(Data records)

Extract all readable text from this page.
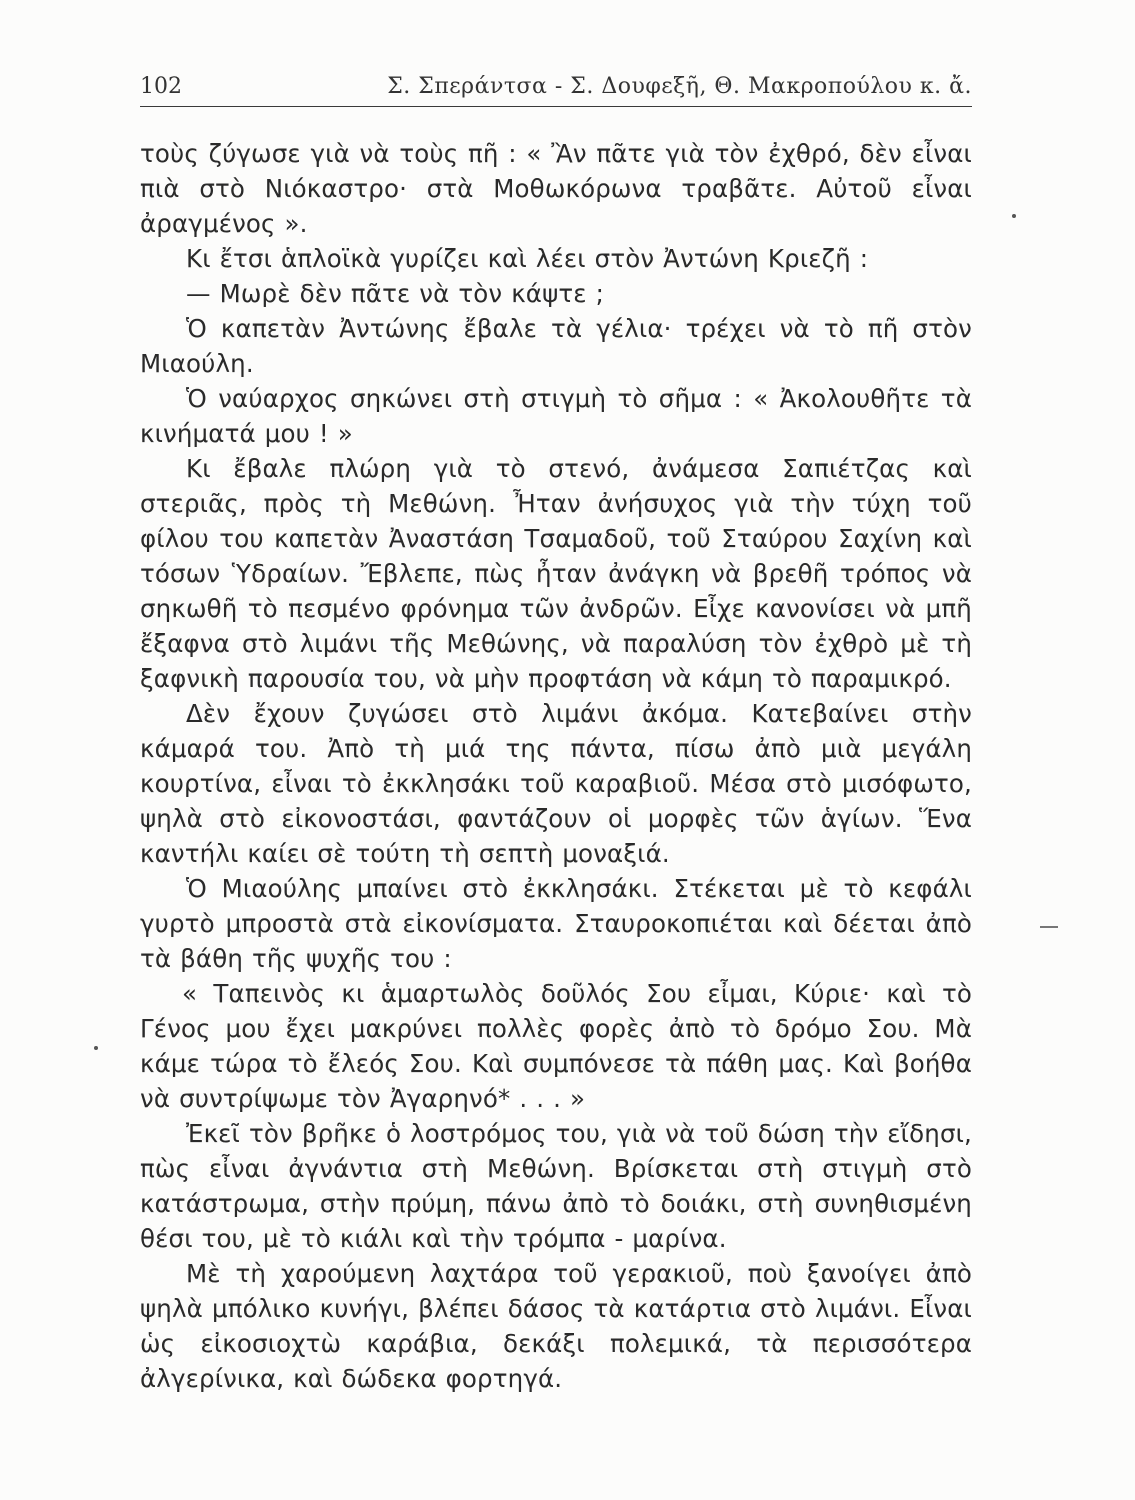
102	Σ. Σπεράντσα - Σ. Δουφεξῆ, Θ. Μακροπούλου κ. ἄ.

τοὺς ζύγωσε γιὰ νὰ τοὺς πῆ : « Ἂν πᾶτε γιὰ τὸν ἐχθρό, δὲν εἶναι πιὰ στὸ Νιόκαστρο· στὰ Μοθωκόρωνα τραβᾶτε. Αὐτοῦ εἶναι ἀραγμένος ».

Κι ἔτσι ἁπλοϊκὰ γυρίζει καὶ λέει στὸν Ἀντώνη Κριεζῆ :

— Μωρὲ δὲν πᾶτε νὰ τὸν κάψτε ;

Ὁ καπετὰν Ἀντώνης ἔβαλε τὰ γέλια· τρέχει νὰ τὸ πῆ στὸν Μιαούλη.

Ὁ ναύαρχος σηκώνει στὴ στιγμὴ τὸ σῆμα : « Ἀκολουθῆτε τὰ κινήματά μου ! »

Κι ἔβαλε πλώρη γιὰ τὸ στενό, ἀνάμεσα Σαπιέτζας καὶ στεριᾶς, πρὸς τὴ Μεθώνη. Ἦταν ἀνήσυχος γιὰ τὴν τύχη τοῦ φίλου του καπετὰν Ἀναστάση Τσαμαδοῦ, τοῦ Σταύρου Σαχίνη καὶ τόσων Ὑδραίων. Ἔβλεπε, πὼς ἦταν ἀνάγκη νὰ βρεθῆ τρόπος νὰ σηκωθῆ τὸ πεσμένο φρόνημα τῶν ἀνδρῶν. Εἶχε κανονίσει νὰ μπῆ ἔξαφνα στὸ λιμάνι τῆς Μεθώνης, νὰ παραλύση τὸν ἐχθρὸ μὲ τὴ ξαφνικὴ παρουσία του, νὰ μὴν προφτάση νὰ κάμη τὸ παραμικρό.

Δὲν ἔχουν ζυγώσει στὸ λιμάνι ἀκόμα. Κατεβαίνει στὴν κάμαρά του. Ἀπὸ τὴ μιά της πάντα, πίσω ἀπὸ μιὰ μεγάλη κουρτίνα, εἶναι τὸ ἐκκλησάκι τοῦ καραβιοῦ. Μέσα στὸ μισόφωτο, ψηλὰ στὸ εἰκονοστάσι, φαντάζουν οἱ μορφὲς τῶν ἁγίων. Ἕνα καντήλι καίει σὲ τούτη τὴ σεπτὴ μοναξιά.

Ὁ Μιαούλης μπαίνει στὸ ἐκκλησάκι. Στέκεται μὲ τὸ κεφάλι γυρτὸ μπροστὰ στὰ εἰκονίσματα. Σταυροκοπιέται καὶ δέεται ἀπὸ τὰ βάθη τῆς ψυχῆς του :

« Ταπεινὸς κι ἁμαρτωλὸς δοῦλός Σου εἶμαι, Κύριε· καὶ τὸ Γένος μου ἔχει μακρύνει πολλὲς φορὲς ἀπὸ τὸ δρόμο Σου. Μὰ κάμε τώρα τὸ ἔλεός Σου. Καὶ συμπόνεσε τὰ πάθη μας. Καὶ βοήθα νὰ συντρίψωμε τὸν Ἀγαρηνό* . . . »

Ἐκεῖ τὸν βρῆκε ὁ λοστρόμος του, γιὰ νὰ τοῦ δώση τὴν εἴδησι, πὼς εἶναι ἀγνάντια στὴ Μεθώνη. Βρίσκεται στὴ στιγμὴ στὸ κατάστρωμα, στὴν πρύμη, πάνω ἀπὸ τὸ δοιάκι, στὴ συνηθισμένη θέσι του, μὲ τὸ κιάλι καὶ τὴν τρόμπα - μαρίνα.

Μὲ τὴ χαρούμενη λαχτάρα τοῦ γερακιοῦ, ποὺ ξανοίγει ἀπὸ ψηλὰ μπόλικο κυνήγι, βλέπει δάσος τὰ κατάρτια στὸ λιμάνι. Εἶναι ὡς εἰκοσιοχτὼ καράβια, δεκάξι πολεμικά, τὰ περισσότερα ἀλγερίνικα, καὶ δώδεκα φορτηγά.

*Exercise aim*:
Find how many lines of the material carry the string "στὴν". Only the number should be in the answer.

*Answer for the task*:
2